#### Document text:

If a contract demands limits above what you carry, that is a conversation with your broker before you sign, not after. Umbrella and excess options exist; our general liability page covers how the layers fit.

How does a sloppy COI delay a tree job?

A certificate of insurance problem rarely kills a tree job. It stalls it, which on a tight calendar is nearly as bad. The recurring failures, from a broker who issues these weekly:

  1. “Additional insured” typed in the description box, no endorsement behind it. Rejected by any reviewer who reads the ACORD disclaimer. The fix requires the carrier to issue an endorsement - days, not minutes, if the policy has no blanket AI wording.
  2. Ongoing operations only. The GC’s checklist says CG 20 10 and CG 20 37; the policy supports only the first. Back to the carrier.
  3. Wrong or misspelled entity name. Cities and HOAs want the exact legal entity. “Sunnyvale” is not “City of Sunnyvale.” Reissue.
  4. Expired or about-to-expire policy dates. A cert showing a policy that lapses mid-project triggers a renewal-evidence request before mobilization.
  5. No waiver of subrogation on the comp policy. Mid-term endorsement, possible carrier charge, more waiting.
  6. Class code and operations mismatch. Less common, more serious: a certificate describing landscape operations submitted for a removal job invites questions about whether the policy actually rates the work being done. Classification is its own minefield - see our breakdown of class code 0106 vs 0042.

The pattern across all six: the certificate is fast to fix only when the policy already contains what the certificate needs to show. A policy built for tree work - blanket AI for ongoing and completed operations, blanket waiver, primary/noncontributory wording - turns COI requests into a same-day email. A policy bought on price alone turns each request into a mid-term negotiation with the carrier while your crew waits. That, in my view, is the real argument for placing coverage with someone who works tree care accounts all day: not a better certificate, a better-built policy underneath it. It is also the kind of thing we check in a renewal review.

#### Stated goal 1:
Quote the passage on insurance certificates from "If a contract" to "to the carrier.".
The listing after this has nothing to do with the passage on insurance certificates.

#### Given data:
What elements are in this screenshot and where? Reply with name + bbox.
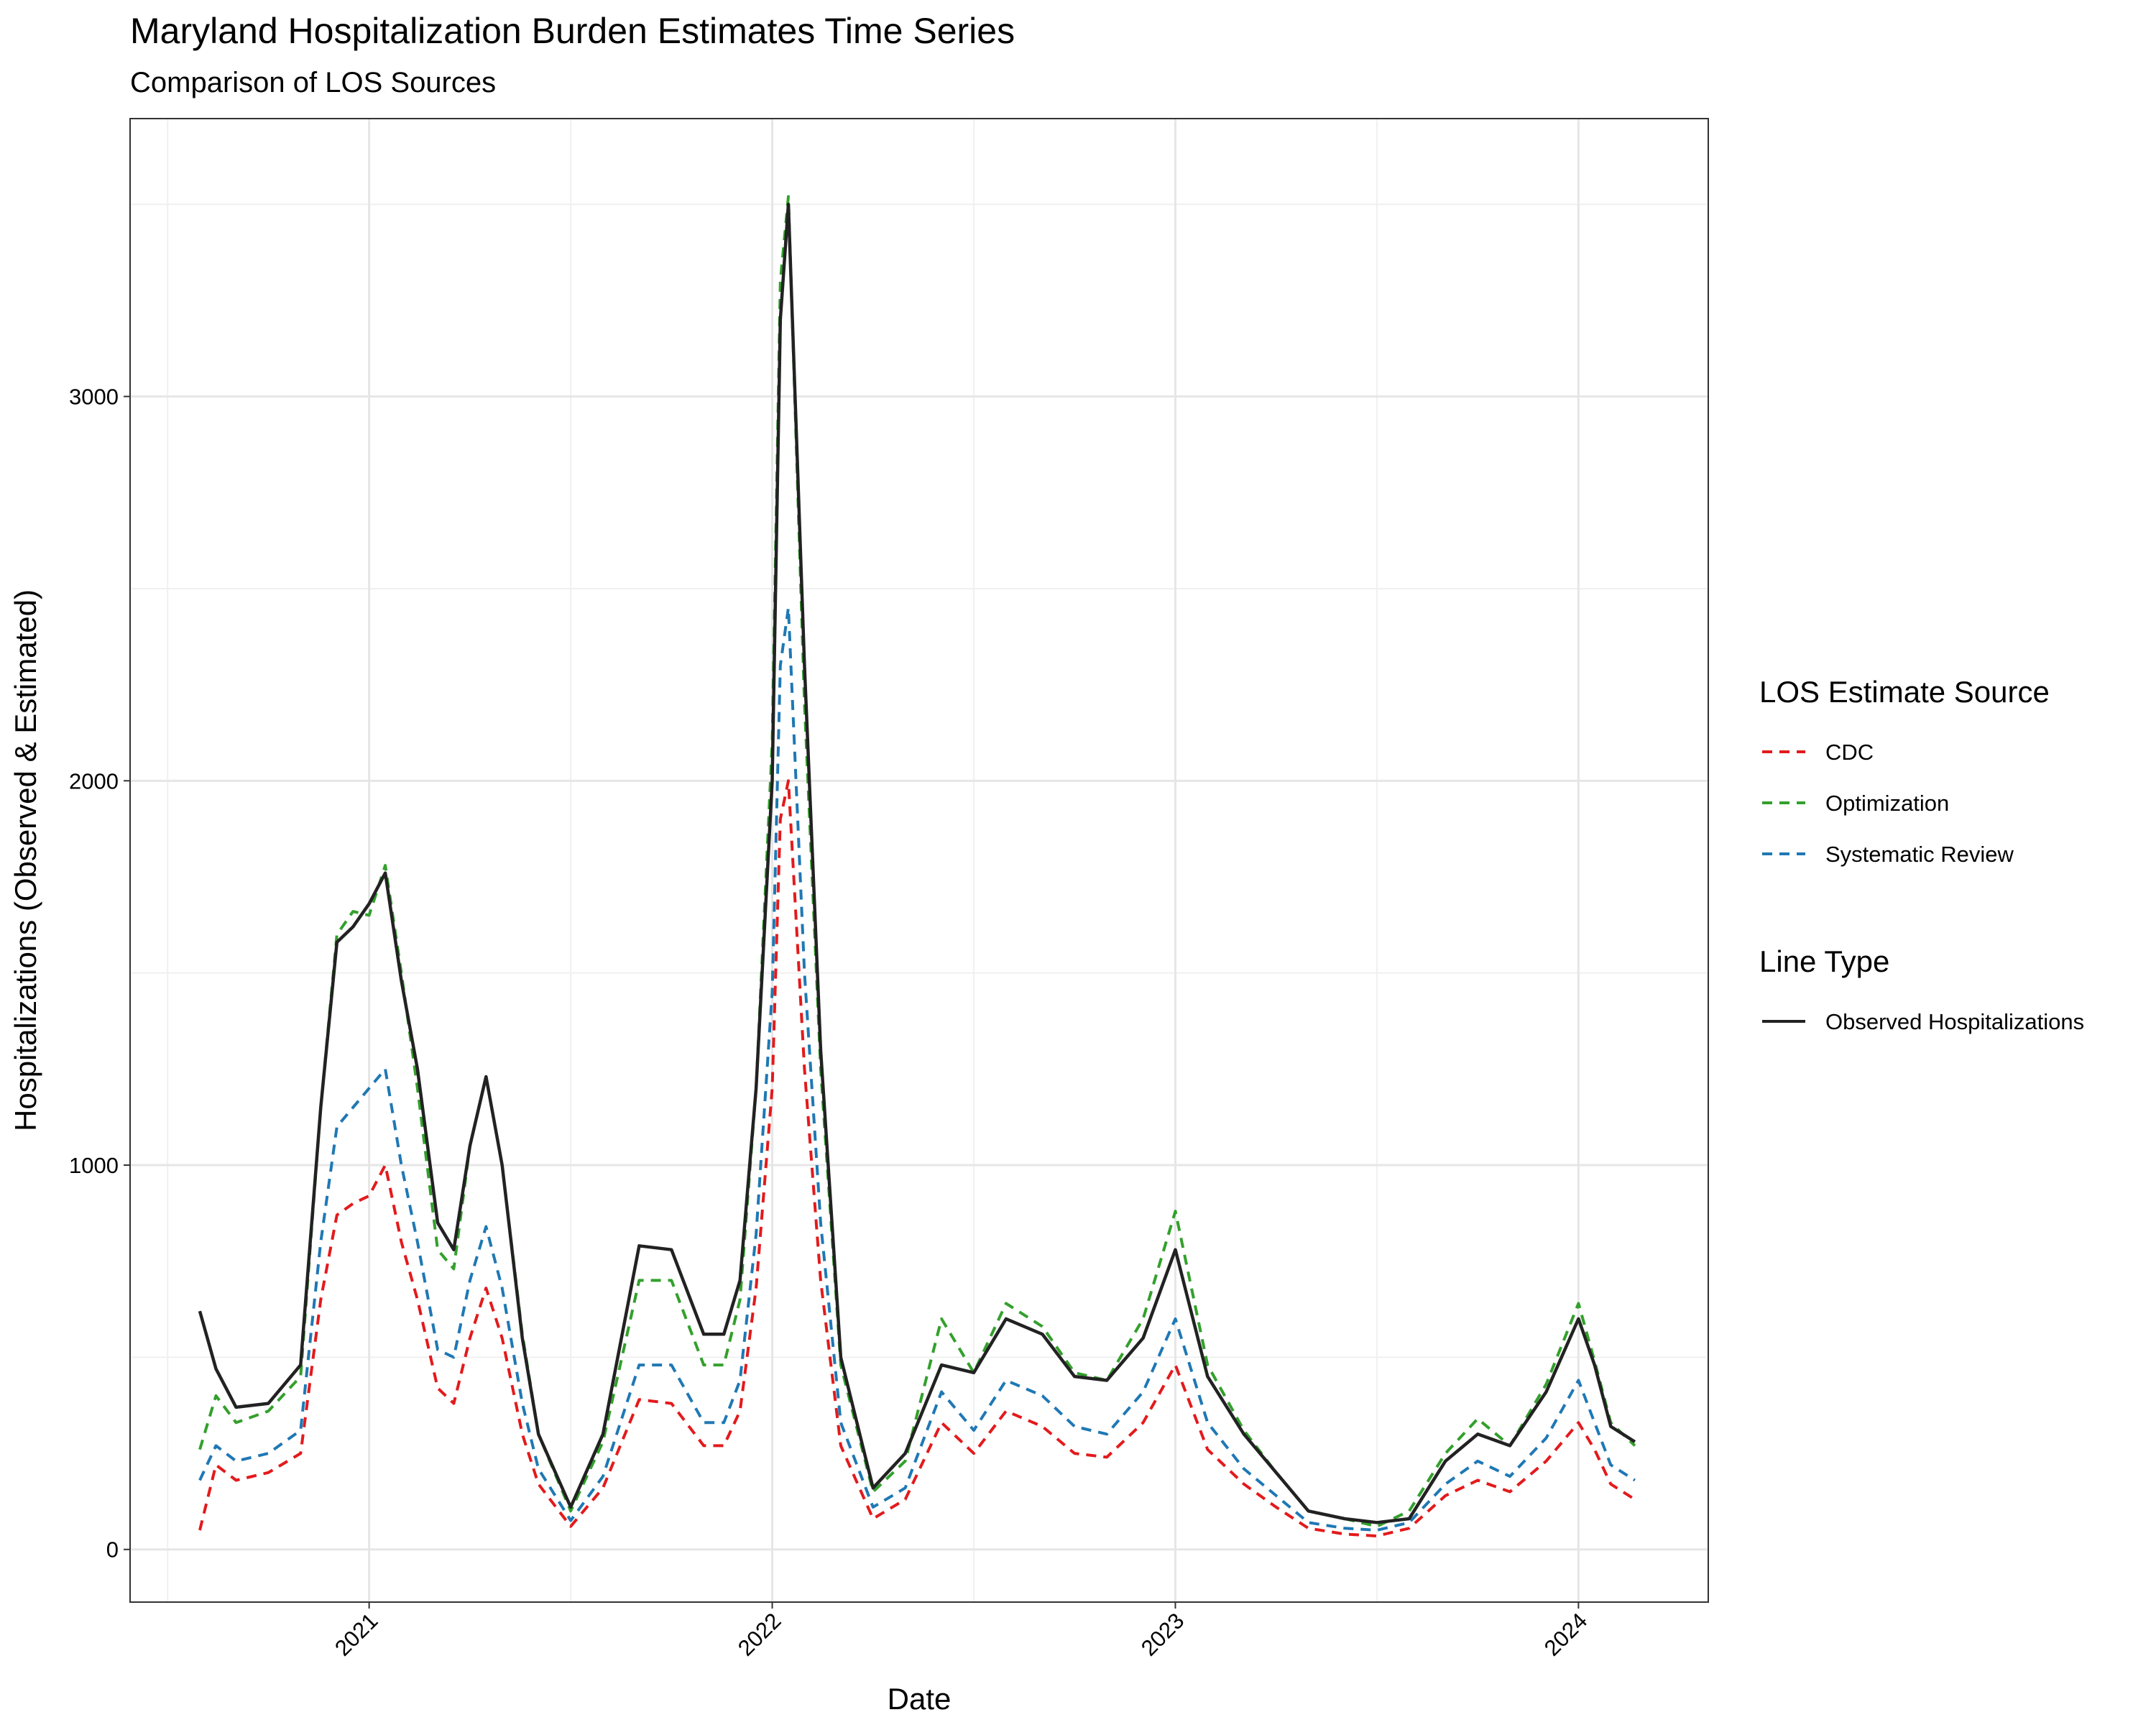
series-line [198,606,1636,1532]
plot-border [129,118,1709,1603]
series-line [198,779,1636,1537]
legend-label: Observed Hospitalizations [1825,1009,2084,1034]
legend-label: CDC [1825,740,1874,765]
series-line [198,202,1636,1524]
legend-title: Line Type [1759,944,1889,978]
y-tick-label: 2000 [69,768,119,794]
y-axis-title: Hospitalizations (Observed & Estimated) [9,589,42,1131]
y-tick-label: 0 [106,1537,119,1563]
legend-title: LOS Estimate Source [1759,675,2050,709]
y-tick-label: 1000 [69,1153,119,1178]
chart-title: Maryland Hospitalization Burden Estimate… [130,11,1015,51]
chart-subtitle: Comparison of LOS Sources [130,67,496,98]
y-tick-label: 3000 [69,385,119,410]
legend-label: Optimization [1825,791,1949,816]
x-axis-title: Date [888,1682,952,1716]
legend-label: Systematic Review [1825,842,2014,867]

#### Stated goal 2:
In the listing, rewrite the lines from the line with "series-line [198,606,1636,1532]" to the line with "chart-subtitle: Comparison of", putting "legend-heading" in place of "legend-title" and changing nothing else. Return only those lines.

#### Exercise solution 1:
If a contract demands limits above what you carry, that is a conversation with your broker before you sign, not after. Umbrella and excess options exist; our general liability page covers how the layers fit.

How does a sloppy COI delay a tree job?

A certificate of insurance problem rarely kills a tree job. It stalls it, which on a tight calendar is nearly as bad. The recurring failures, from a broker who issues these weekly:

  1. “Additional insured” typed in the description box, no endorsement behind it. Rejected by any reviewer who reads the ACORD disclaimer. The fix requires the carrier to issue an endorsement - days, not minutes, if the policy has no blanket AI wording.
  2. Ongoing operations only. The GC’s checklist says CG 20 10 and CG 20 37; the policy supports only the first. Back to the carrier.

#### Exercise solution 2:
series-line [198,606,1636,1532]
plot-border [129,118,1709,1603]
series-line [198,779,1636,1537]
legend-label: Observed Hospitalizations [1825,1009,2084,1034]
legend-label: CDC [1825,740,1874,765]
series-line [198,202,1636,1524]
legend-heading: Line Type [1759,944,1889,978]
y-tick-label: 2000 [69,768,119,794]
y-axis-title: Hospitalizations (Observed & Estimated) [9,589,42,1131]
y-tick-label: 0 [106,1537,119,1563]
legend-heading: LOS Estimate Source [1759,675,2050,709]
y-tick-label: 1000 [69,1153,119,1178]
chart-title: Maryland Hospitalization Burden Estimate… [130,11,1015,51]
chart-subtitle: Comparison of LOS Sources [130,67,496,98]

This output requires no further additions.